##### MATERIAL FOR THE TASK

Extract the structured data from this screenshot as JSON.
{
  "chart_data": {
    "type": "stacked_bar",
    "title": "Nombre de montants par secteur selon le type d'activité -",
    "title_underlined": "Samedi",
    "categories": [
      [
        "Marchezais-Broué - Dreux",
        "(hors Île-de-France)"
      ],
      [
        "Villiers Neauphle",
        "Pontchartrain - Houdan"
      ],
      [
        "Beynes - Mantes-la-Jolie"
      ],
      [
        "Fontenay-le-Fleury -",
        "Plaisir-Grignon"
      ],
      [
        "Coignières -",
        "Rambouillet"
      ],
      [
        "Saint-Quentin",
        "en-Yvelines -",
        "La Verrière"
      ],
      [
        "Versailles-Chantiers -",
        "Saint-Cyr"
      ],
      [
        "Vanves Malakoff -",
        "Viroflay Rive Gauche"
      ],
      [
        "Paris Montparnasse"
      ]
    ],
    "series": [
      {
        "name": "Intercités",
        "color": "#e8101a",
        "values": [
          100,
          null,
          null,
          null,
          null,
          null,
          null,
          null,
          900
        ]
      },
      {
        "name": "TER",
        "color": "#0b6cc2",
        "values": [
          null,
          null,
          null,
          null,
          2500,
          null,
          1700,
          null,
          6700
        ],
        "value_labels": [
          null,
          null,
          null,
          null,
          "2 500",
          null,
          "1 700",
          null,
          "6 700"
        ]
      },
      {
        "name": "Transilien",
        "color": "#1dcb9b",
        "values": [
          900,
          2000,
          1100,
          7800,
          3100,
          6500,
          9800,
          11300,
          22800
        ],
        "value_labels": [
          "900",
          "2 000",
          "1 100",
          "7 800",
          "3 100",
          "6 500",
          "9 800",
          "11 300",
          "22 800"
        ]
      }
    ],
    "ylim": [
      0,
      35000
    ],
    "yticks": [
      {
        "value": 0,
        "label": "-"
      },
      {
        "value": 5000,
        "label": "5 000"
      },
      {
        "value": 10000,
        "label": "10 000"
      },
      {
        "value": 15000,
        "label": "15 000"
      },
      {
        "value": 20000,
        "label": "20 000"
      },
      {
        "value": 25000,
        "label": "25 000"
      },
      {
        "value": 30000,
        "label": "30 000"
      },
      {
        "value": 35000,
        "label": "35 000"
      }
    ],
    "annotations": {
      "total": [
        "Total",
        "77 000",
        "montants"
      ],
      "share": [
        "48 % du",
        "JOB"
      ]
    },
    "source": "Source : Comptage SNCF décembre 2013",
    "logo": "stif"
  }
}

##########

### WHAT IS NEEDED
Write out all the records above again, exactly as they stand.

### THE ANSWER
Extract the structured data from this screenshot as JSON.
{
  "chart_data": {
    "type": "stacked_bar",
    "title": "Nombre de montants par secteur selon le type d'activité -",
    "title_underlined": "Samedi",
    "categories": [
      [
        "Marchezais-Broué - Dreux",
        "(hors Île-de-France)"
      ],
      [
        "Villiers Neauphle",
        "Pontchartrain - Houdan"
      ],
      [
        "Beynes - Mantes-la-Jolie"
      ],
      [
        "Fontenay-le-Fleury -",
        "Plaisir-Grignon"
      ],
      [
        "Coignières -",
        "Rambouillet"
      ],
      [
        "Saint-Quentin",
        "en-Yvelines -",
        "La Verrière"
      ],
      [
        "Versailles-Chantiers -",
        "Saint-Cyr"
      ],
      [
        "Vanves Malakoff -",
        "Viroflay Rive Gauche"
      ],
      [
        "Paris Montparnasse"
      ]
    ],
    "series": [
      {
        "name": "Intercités",
        "color": "#e8101a",
        "values": [
          100,
          null,
          null,
          null,
          null,
          null,
          null,
          null,
          900
        ]
      },
      {
        "name": "TER",
        "color": "#0b6cc2",
        "values": [
          null,
          null,
          null,
          null,
          2500,
          null,
          1700,
          null,
          6700
        ],
        "value_labels": [
          null,
          null,
          null,
          null,
          "2 500",
          null,
          "1 700",
          null,
          "6 700"
        ]
      },
      {
        "name": "Transilien",
        "color": "#1dcb9b",
        "values": [
          900,
          2000,
          1100,
          7800,
          3100,
          6500,
          9800,
          11300,
          22800
        ],
        "value_labels": [
          "900",
          "2 000",
          "1 100",
          "7 800",
          "3 100",
          "6 500",
          "9 800",
          "11 300",
          "22 800"
        ]
      }
    ],
    "ylim": [
      0,
      35000
    ],
    "yticks": [
      {
        "value": 0,
        "label": "-"
      },
      {
        "value": 5000,
        "label": "5 000"
      },
      {
        "value": 10000,
        "label": "10 000"
      },
      {
        "value": 15000,
        "label": "15 000"
      },
      {
        "value": 20000,
        "label": "20 000"
      },
      {
        "value": 25000,
        "label": "25 000"
      },
      {
        "value": 30000,
        "label": "30 000"
      },
      {
        "value": 35000,
        "label": "35 000"
      }
    ],
    "annotations": {
      "total": [
        "Total",
        "77 000",
        "montants"
      ],
      "share": [
        "48 % du",
        "JOB"
      ]
    },
    "source": "Source : Comptage SNCF décembre 2013",
    "logo": "stif"
  }
}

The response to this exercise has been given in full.